[DIRECTION] Make an exact copy of the records, with the pictures left out.

Data records
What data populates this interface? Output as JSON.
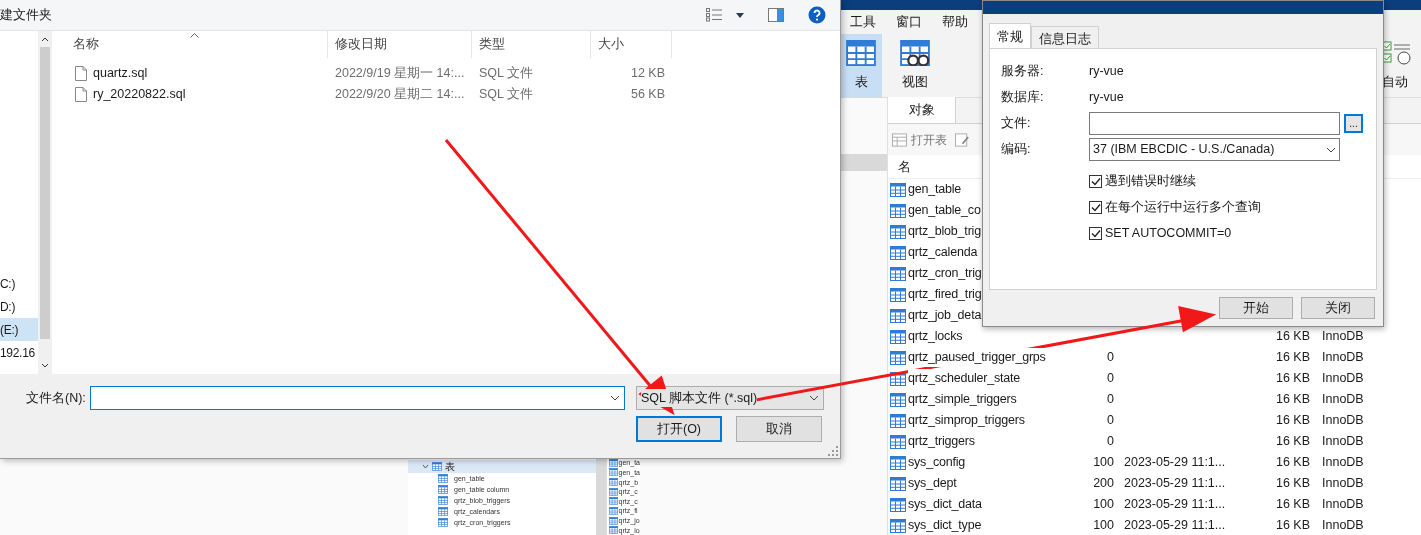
{
  "navicat": {
    "menu": [
      "工具",
      "窗口",
      "帮助"
    ],
    "toolbar": [
      {
        "label": "表",
        "kind": "table",
        "selected": true
      },
      {
        "label": "视图",
        "kind": "view",
        "selected": false
      },
      {
        "label": "自动",
        "kind": "automation",
        "selected": false
      }
    ],
    "tabs": [
      {
        "label": "对象",
        "selected": true
      }
    ],
    "object_toolbar": [
      "打开表"
    ],
    "table": {
      "columns": [
        "名"
      ],
      "rows": [
        {
          "name": "gen_table"
        },
        {
          "name": "gen_table_co"
        },
        {
          "name": "qrtz_blob_trig"
        },
        {
          "name": "qrtz_calenda"
        },
        {
          "name": "qrtz_cron_trig"
        },
        {
          "name": "qrtz_fired_trig"
        },
        {
          "name": "qrtz_job_deta"
        },
        {
          "name": "qrtz_locks",
          "size": "16 KB",
          "engine": "InnoDB"
        },
        {
          "name": "qrtz_paused_trigger_grps",
          "rows": "0",
          "size": "16 KB",
          "engine": "InnoDB"
        },
        {
          "name": "qrtz_scheduler_state",
          "rows": "0",
          "size": "16 KB",
          "engine": "InnoDB"
        },
        {
          "name": "qrtz_simple_triggers",
          "rows": "0",
          "size": "16 KB",
          "engine": "InnoDB"
        },
        {
          "name": "qrtz_simprop_triggers",
          "rows": "0",
          "size": "16 KB",
          "engine": "InnoDB"
        },
        {
          "name": "qrtz_triggers",
          "rows": "0",
          "size": "16 KB",
          "engine": "InnoDB"
        },
        {
          "name": "sys_config",
          "rows": "100",
          "modified": "2023-05-29 11:1...",
          "size": "16 KB",
          "engine": "InnoDB"
        },
        {
          "name": "sys_dept",
          "rows": "200",
          "modified": "2023-05-29 11:1...",
          "size": "16 KB",
          "engine": "InnoDB"
        },
        {
          "name": "sys_dict_data",
          "rows": "100",
          "modified": "2023-05-29 11:1...",
          "size": "16 KB",
          "engine": "InnoDB"
        },
        {
          "name": "sys_dict_type",
          "rows": "100",
          "modified": "2023-05-29 11:1...",
          "size": "16 KB",
          "engine": "InnoDB"
        }
      ]
    },
    "thumbnail": {
      "tree": {
        "label": "表",
        "expanded": true,
        "selected": true,
        "children": [
          {
            "label": "gen_table",
            "selected": false
          },
          {
            "label": "gen_table column",
            "selected": false
          },
          {
            "label": "qrtz_blob_triggers",
            "selected": false
          },
          {
            "label": "qrtz_calendars",
            "selected": false
          },
          {
            "label": "qrtz_cron_triggers",
            "selected": false
          }
        ]
      },
      "list": [
        "gen_ta",
        "gen_ta",
        "qrtz_b",
        "qrtz_c",
        "qrtz_c",
        "qrtz_fi",
        "qrtz_jo",
        "qrtz_lo"
      ]
    }
  },
  "file_dialog": {
    "toolbar_button": "建文件夹",
    "nav_items": [
      {
        "label": "C:)",
        "selected": false
      },
      {
        "label": "D:)",
        "selected": false
      },
      {
        "label": "(E:)",
        "selected": true
      },
      {
        "label": "192.16",
        "selected": false
      }
    ],
    "columns": [
      "名称",
      "修改日期",
      "类型",
      "大小"
    ],
    "files": [
      {
        "name": "quartz.sql",
        "modified": "2022/9/19 星期一 14:...",
        "type": "SQL 文件",
        "size": "12 KB"
      },
      {
        "name": "ry_20220822.sql",
        "modified": "2022/9/20 星期二 14:...",
        "type": "SQL 文件",
        "size": "56 KB"
      }
    ],
    "filename_label": "文件名(N):",
    "filter": "SQL 脚本文件 (*.sql)",
    "buttons": [
      {
        "label": "打开(O)",
        "default": true
      },
      {
        "label": "取消",
        "default": false
      }
    ]
  },
  "sql_dialog": {
    "tabs": [
      {
        "label": "常规",
        "selected": true
      },
      {
        "label": "信息日志",
        "selected": false
      }
    ],
    "fields": [
      {
        "kind": "text",
        "label": "服务器:",
        "value": "ry-vue"
      },
      {
        "kind": "text",
        "label": "数据库:",
        "value": "ry-vue"
      },
      {
        "kind": "file",
        "label": "文件:",
        "browse": "..."
      },
      {
        "kind": "select",
        "label": "编码:",
        "value": "37 (IBM EBCDIC - U.S./Canada)"
      }
    ],
    "options": [
      {
        "label": "遇到错误时继续",
        "checked": true
      },
      {
        "label": "在每个运行中运行多个查询",
        "checked": true
      },
      {
        "label": "SET AUTOCOMMIT=0",
        "checked": true
      }
    ],
    "buttons": [
      "开始",
      "关闭"
    ]
  }
}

[ANSWER TO THIS TASK]
What data populates this interface? Output as JSON.
{
  "navicat": {
    "menu": [
      "工具",
      "窗口",
      "帮助"
    ],
    "toolbar": [
      {
        "label": "表",
        "kind": "table",
        "selected": true
      },
      {
        "label": "视图",
        "kind": "view",
        "selected": false
      },
      {
        "label": "自动",
        "kind": "automation",
        "selected": false
      }
    ],
    "tabs": [
      {
        "label": "对象",
        "selected": true
      }
    ],
    "object_toolbar": [
      "打开表"
    ],
    "table": {
      "columns": [
        "名"
      ],
      "rows": [
        {
          "name": "gen_table"
        },
        {
          "name": "gen_table_co"
        },
        {
          "name": "qrtz_blob_trig"
        },
        {
          "name": "qrtz_calenda"
        },
        {
          "name": "qrtz_cron_trig"
        },
        {
          "name": "qrtz_fired_trig"
        },
        {
          "name": "qrtz_job_deta"
        },
        {
          "name": "qrtz_locks",
          "size": "16 KB",
          "engine": "InnoDB"
        },
        {
          "name": "qrtz_paused_trigger_grps",
          "rows": "0",
          "size": "16 KB",
          "engine": "InnoDB"
        },
        {
          "name": "qrtz_scheduler_state",
          "rows": "0",
          "size": "16 KB",
          "engine": "InnoDB"
        },
        {
          "name": "qrtz_simple_triggers",
          "rows": "0",
          "size": "16 KB",
          "engine": "InnoDB"
        },
        {
          "name": "qrtz_simprop_triggers",
          "rows": "0",
          "size": "16 KB",
          "engine": "InnoDB"
        },
        {
          "name": "qrtz_triggers",
          "rows": "0",
          "size": "16 KB",
          "engine": "InnoDB"
        },
        {
          "name": "sys_config",
          "rows": "100",
          "modified": "2023-05-29 11:1...",
          "size": "16 KB",
          "engine": "InnoDB"
        },
        {
          "name": "sys_dept",
          "rows": "200",
          "modified": "2023-05-29 11:1...",
          "size": "16 KB",
          "engine": "InnoDB"
        },
        {
          "name": "sys_dict_data",
          "rows": "100",
          "modified": "2023-05-29 11:1...",
          "size": "16 KB",
          "engine": "InnoDB"
        },
        {
          "name": "sys_dict_type",
          "rows": "100",
          "modified": "2023-05-29 11:1...",
          "size": "16 KB",
          "engine": "InnoDB"
        }
      ]
    },
    "thumbnail": {
      "tree": {
        "label": "表",
        "expanded": true,
        "selected": true,
        "children": [
          {
            "label": "gen_table",
            "selected": false
          },
          {
            "label": "gen_table column",
            "selected": false
          },
          {
            "label": "qrtz_blob_triggers",
            "selected": false
          },
          {
            "label": "qrtz_calendars",
            "selected": false
          },
          {
            "label": "qrtz_cron_triggers",
            "selected": false
          }
        ]
      },
      "list": [
        "gen_ta",
        "gen_ta",
        "qrtz_b",
        "qrtz_c",
        "qrtz_c",
        "qrtz_fi",
        "qrtz_jo",
        "qrtz_lo"
      ]
    }
  },
  "file_dialog": {
    "toolbar_button": "建文件夹",
    "nav_items": [
      {
        "label": "C:)",
        "selected": false
      },
      {
        "label": "D:)",
        "selected": false
      },
      {
        "label": "(E:)",
        "selected": true
      },
      {
        "label": "192.16",
        "selected": false
      }
    ],
    "columns": [
      "名称",
      "修改日期",
      "类型",
      "大小"
    ],
    "files": [
      {
        "name": "quartz.sql",
        "modified": "2022/9/19 星期一 14:...",
        "type": "SQL 文件",
        "size": "12 KB"
      },
      {
        "name": "ry_20220822.sql",
        "modified": "2022/9/20 星期二 14:...",
        "type": "SQL 文件",
        "size": "56 KB"
      }
    ],
    "filename_label": "文件名(N):",
    "filter": "SQL 脚本文件 (*.sql)",
    "buttons": [
      {
        "label": "打开(O)",
        "default": true
      },
      {
        "label": "取消",
        "default": false
      }
    ]
  },
  "sql_dialog": {
    "tabs": [
      {
        "label": "常规",
        "selected": true
      },
      {
        "label": "信息日志",
        "selected": false
      }
    ],
    "fields": [
      {
        "kind": "text",
        "label": "服务器:",
        "value": "ry-vue"
      },
      {
        "kind": "text",
        "label": "数据库:",
        "value": "ry-vue"
      },
      {
        "kind": "file",
        "label": "文件:",
        "browse": "..."
      },
      {
        "kind": "select",
        "label": "编码:",
        "value": "37 (IBM EBCDIC - U.S./Canada)"
      }
    ],
    "options": [
      {
        "label": "遇到错误时继续",
        "checked": true
      },
      {
        "label": "在每个运行中运行多个查询",
        "checked": true
      },
      {
        "label": "SET AUTOCOMMIT=0",
        "checked": true
      }
    ],
    "buttons": [
      "开始",
      "关闭"
    ]
  }
}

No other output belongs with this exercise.